### DOCUMENT PASSAGE
= Beginning of Section =

Edward Manqele

Personal information
- Full name: Jabulani Edward Manqele
- Date of birth: 16 June 1987 (age 38)
- Place of birth: Randfontein, South Africa
- Height: 1.73 m (5 ft 8 in)
- Position(s): Forward

Team information
- Current team: sunrise fc

Youth career
- Liverpool FC (South Africa)
- Trabzon FC (South Africa)

Senior career*
- Years: Team / Apps / (Gls)
- 2009–2011: Trabzon FC / ? / (?)
- 2011–2012: Free State Stars / 28 / (11)
- 2012–2013: Mamelodi Sundowns / 19 / (2)
- 2013–2014: → Moroka Swallows (loan) / 18 / (5)
- 2015: Chippa United / 8 / (2)
- 2015–2017: Kaizer Chiefs / 18 / (1)
- 2017–2018: Free State Stars / 9 / (3)
- 2018: Chippa United / 5 / (1)
- 2018–2019: TTM FC / 26 / (4)
- 2019: Royal Eagles / 0 / (0)
- 2019–2021: Royal AM
- 2021: Pretoria Callies / 4 / (0)

International career
- 2012–2014: South Africa / 4 / (0)

= Edward Manqele =

South African soccer player

Edward Manqele (born 16 June 1987) is a South African football (soccer) striker.

==Personal==
He hails from Mohlakeng near Randfontein. His name is also sometimes spelled (incorrectly) as "Mnqele" owing to an error on his passport. He has explained: "My name is Jabulani Edward Manqele, but Home Affairs made a mistake when I got my ID … they omitted the ‘A’ in my surname. As a result, in my passport my surname is ‘Mnqele’, which is wrong."

==Club career==
Manqele was signed by Free State Stars from Vodacom League side Trabzon FC in 2011. He scored 11 league goals in his first season with Stars and became the transfer target of several of the top PSL sides, among them Kaizer Chiefs and Orlando Pirates.

On 22 June 2012, Manqele joined Mamelodi Sundowns on a five-year deal.

Manqele joined Moroka Swallows on a one-year loan, in August 2013.

==International career==
As a result of his performances in the league, he won his first international cap for Bafana Bafana team in a friendly match against Senegal on 29 February 2012.

= End of Section =

### ENTRIES SUPPLIED
= Beginning of Section =

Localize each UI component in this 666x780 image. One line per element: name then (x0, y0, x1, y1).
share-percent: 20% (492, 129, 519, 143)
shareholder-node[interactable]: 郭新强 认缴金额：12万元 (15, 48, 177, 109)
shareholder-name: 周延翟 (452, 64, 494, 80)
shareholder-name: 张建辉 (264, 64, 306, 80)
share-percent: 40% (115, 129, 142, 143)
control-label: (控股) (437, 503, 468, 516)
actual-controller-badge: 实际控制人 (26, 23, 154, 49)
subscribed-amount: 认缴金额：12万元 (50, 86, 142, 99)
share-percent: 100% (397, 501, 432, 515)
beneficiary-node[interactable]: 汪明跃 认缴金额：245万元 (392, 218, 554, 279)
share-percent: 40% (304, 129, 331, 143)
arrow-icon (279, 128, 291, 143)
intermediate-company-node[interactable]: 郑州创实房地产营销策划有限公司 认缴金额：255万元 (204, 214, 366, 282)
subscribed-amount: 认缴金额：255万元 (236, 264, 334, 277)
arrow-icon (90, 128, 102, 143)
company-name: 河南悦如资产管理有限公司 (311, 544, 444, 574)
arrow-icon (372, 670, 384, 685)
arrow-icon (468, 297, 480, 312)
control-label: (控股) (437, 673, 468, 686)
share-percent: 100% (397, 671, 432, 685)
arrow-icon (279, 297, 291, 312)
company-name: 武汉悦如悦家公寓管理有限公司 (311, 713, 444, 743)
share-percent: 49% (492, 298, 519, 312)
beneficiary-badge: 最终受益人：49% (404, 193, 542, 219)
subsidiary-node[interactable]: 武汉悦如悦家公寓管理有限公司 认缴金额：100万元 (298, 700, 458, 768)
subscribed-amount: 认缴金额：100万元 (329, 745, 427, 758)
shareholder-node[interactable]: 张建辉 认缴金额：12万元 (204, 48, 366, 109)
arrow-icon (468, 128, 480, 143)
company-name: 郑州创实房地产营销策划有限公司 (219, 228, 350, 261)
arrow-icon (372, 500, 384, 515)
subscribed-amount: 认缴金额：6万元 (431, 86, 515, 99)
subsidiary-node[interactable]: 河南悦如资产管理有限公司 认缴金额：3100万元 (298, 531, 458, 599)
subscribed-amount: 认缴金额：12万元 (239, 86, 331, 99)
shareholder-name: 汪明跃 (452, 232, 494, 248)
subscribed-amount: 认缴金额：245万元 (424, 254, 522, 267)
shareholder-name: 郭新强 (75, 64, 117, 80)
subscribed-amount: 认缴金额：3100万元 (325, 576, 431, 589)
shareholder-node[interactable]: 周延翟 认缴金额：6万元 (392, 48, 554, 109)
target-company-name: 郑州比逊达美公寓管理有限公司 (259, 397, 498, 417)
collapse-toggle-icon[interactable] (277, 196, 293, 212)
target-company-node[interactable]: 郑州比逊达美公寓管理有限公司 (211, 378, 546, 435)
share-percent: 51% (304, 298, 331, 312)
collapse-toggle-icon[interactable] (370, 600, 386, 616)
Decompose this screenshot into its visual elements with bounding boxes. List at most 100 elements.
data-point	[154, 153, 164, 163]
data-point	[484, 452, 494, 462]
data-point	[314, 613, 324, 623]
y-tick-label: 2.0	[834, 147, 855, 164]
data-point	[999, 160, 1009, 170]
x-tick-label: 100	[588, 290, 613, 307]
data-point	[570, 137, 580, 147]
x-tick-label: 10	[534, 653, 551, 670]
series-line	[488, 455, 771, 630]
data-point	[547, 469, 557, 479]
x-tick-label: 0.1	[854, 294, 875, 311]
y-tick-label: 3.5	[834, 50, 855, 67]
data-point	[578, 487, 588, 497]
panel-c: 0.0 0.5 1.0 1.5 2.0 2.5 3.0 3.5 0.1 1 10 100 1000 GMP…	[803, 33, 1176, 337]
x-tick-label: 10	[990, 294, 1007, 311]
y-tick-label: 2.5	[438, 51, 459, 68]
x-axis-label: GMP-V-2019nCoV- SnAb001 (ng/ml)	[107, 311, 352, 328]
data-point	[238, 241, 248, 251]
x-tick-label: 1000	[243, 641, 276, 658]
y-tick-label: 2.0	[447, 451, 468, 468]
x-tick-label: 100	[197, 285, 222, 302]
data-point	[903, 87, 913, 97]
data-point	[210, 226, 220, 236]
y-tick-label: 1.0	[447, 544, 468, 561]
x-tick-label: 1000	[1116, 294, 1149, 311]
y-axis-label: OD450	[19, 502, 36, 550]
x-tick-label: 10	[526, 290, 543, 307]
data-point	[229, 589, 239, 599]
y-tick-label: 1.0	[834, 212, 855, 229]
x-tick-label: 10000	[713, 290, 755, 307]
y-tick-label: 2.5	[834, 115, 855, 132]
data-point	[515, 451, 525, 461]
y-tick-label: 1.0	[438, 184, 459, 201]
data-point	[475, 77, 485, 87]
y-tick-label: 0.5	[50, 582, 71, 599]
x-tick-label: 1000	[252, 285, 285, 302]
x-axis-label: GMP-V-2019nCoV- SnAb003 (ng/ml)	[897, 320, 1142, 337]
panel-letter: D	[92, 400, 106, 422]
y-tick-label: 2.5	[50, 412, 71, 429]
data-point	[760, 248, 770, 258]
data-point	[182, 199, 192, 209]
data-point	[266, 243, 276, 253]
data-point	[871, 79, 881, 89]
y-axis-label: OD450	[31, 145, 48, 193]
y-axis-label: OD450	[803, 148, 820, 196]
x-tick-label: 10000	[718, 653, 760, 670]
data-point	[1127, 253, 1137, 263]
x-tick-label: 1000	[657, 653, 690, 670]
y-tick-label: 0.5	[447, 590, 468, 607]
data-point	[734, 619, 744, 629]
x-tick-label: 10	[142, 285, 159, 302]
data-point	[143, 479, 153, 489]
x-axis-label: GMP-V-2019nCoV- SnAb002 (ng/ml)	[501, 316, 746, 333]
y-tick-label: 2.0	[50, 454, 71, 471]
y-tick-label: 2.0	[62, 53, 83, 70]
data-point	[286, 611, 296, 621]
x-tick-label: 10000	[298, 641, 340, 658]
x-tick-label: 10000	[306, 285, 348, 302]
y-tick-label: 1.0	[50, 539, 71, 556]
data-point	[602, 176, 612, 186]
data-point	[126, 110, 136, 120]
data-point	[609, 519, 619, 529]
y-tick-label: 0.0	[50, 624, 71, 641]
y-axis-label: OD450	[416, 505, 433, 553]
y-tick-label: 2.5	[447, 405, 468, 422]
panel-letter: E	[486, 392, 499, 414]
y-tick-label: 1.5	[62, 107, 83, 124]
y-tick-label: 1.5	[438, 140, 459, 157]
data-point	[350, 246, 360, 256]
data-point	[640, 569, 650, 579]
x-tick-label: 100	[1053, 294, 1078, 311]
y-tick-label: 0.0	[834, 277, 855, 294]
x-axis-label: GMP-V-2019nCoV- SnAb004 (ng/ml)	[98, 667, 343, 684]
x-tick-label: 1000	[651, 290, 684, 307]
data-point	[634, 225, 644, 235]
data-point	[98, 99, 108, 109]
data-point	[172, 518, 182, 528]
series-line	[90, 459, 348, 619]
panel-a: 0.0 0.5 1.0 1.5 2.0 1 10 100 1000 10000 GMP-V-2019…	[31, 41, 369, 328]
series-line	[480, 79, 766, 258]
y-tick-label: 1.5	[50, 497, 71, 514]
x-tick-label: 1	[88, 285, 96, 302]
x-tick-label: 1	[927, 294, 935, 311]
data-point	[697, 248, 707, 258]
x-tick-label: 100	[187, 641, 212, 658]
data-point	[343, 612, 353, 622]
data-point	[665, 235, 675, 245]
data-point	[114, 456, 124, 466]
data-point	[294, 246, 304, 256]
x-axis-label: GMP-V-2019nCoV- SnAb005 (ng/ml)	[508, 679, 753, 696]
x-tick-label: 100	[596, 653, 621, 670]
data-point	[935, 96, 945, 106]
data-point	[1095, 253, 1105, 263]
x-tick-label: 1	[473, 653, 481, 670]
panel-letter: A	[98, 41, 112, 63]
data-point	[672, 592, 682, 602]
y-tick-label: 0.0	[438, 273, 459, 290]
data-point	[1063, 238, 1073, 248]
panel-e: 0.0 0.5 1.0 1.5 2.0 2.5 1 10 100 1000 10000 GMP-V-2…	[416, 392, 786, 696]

= End of Section =

### EXERCISE
Summarize the text about Edward Manqele in two sentences. Work from the text alone, not the lines.

### ANSWER BOX
Edward Manqele, born 16 June 1987 and from Mohlakeng near Randfontein, is a South African football striker whose surname is sometimes misspelled "Mnqele" because of an error on his passport. Free State Stars signed him from Trabzon FC in 2011, and after he scored 11 league goals there and earned his first Bafana Bafana cap against Senegal on 29 February 2012, he joined Mamelodi Sundowns on a five-year deal in June 2012 and went on a one-year loan to Moroka Swallows in August 2013.